> _Text section_:
——————

Can You Sell Books With No Words On Amazon KDP?

sell a book with no words

Can you imagine that there is a lucrative market for books with no words?

Well, in fact, a wordless picture book or even a book of blank pages can earn far more than you are making from your fiction book of 100,000 words.

If you are a self-publishing author, it is easy to forget that Amazon sells a lot of products apart from books.

Listing your books for sale is only a tiny part of what Amazon sells. It sells everything from home-delivered groceries to complex security installations.

How do books with no words make money?

For people who understand how Amazon works, planning to sell a book is the same as planning to sell a camping tent.

They have a totally reverse logic to an author.

An author writes a book and then hopes people will buy it.

An experienced Amazon marketer will research what people want to read and buy and then write it.

There are plenty of buyers for low-content books such as personal journals, picture books, coloring books, and diaries.

It is very easy to produce print-on-demand books to satisfy these buyers.

If you set the price right and find the right book listings, selling blank books on Amazon can be a winner.

Writing a book you want to sell and then publishing and listing it on Amazon is the antithesis of clever marketing.

Do you want to start selling your books on Amazon?

Then maybe you should look at how some non-authors are succeeding by finding out what people want to buy first.

 

From keywords to bestsellers

keywords-letters

Self-publishing authors can learn a lot from Amazon marketers who sell books on Amazon without writing.

I stumbled on an article on Money.com, “Amazon Sellers Are Self-Publishing ‘Blank’ Books — and Turning a Big Profit.”

There are a lot of tips in it from self-publishers that can help new authors.

Here are a few interesting quotes I selected from the article that explain how to sell blank books on Amazon.

——————

Excerpt from a data file:
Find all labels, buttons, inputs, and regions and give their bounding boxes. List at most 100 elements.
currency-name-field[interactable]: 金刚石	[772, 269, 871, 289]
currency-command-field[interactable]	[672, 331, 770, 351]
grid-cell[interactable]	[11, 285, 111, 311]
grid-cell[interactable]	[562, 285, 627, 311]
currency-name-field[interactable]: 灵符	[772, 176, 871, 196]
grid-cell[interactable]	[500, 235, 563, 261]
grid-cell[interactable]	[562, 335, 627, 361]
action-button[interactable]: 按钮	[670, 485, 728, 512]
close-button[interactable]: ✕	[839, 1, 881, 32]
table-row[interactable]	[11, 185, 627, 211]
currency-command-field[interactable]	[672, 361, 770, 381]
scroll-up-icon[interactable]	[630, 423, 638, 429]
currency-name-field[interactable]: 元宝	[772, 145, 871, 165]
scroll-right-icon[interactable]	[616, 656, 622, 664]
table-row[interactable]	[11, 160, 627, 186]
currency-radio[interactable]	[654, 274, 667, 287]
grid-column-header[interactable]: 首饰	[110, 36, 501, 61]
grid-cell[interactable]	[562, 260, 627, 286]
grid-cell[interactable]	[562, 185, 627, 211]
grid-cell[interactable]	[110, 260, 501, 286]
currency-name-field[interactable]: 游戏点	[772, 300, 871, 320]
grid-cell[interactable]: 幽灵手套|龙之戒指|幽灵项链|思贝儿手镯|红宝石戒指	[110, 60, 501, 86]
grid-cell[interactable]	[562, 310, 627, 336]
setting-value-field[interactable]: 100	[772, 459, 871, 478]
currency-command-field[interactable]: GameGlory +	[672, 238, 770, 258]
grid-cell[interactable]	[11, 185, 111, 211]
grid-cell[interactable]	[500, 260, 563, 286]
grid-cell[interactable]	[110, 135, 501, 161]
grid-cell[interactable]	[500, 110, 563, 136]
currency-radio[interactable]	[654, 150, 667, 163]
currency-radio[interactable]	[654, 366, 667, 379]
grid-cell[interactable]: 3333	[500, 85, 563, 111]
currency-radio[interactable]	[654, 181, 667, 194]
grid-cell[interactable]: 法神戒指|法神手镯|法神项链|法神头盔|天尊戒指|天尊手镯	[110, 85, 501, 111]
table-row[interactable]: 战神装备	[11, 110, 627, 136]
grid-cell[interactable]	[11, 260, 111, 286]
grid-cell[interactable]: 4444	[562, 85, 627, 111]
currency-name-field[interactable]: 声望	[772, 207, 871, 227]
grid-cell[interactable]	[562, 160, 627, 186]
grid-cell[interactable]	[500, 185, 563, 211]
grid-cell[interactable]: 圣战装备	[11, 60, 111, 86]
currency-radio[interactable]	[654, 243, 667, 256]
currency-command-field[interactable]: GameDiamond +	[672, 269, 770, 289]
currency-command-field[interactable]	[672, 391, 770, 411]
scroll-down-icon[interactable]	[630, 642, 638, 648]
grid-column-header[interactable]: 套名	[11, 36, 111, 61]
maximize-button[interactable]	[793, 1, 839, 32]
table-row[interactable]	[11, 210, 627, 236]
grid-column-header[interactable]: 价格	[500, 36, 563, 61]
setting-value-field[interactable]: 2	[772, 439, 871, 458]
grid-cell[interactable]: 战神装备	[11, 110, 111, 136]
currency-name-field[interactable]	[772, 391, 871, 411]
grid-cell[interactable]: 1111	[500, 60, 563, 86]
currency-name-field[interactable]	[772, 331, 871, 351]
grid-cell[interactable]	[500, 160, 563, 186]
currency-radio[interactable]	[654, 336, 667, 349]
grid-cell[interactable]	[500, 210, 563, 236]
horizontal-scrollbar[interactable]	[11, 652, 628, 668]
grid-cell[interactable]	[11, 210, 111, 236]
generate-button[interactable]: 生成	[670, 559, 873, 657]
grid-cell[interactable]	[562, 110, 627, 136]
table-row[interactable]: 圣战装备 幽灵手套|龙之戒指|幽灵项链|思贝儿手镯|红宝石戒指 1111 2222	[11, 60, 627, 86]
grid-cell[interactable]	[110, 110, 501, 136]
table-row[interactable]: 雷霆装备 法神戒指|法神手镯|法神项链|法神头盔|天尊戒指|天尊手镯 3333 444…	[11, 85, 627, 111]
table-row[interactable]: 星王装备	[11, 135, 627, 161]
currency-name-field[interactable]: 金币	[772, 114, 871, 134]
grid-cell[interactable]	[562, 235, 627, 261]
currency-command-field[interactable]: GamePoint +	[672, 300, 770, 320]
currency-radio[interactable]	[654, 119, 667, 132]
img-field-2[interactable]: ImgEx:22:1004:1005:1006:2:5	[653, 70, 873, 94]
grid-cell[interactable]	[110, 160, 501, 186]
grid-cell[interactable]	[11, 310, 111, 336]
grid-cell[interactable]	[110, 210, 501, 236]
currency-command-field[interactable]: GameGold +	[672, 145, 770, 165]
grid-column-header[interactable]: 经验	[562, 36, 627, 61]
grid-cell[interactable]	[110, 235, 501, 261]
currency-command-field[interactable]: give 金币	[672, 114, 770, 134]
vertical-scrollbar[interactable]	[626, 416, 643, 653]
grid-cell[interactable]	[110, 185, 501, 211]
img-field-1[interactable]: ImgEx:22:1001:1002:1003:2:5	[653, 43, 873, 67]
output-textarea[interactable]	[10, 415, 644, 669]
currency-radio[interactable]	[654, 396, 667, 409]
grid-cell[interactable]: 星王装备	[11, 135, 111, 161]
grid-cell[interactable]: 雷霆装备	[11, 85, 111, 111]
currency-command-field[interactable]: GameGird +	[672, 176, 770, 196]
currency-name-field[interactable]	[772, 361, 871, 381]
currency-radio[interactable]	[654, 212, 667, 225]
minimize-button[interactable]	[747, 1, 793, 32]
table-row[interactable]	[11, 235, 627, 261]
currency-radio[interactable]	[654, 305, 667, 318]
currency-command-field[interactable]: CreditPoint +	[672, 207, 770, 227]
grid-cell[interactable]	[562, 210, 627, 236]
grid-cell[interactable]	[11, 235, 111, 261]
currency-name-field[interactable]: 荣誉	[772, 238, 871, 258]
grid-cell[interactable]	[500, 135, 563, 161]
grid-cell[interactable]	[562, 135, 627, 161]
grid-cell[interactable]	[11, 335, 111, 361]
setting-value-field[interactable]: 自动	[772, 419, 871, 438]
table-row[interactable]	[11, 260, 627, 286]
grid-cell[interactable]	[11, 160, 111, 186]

——————

> _Task set_:
a - Which kinds of low-content books does the article on selling wordless books say have plenty of buyers?
b - Write out the passage of the article on selling wordless books between "If you set the" and "of clever marketing.", inclusive.
This data has no connection to the article on selling wordless books.

> _Results for each task_:
a - Personal journals, picture books, coloring books, and diaries.

b -
If you set the price right and find the right book listings, selling blank books on Amazon can be a winner.

Writing a book you want to sell and then publishing and listing it on Amazon is the antithesis of clever marketing.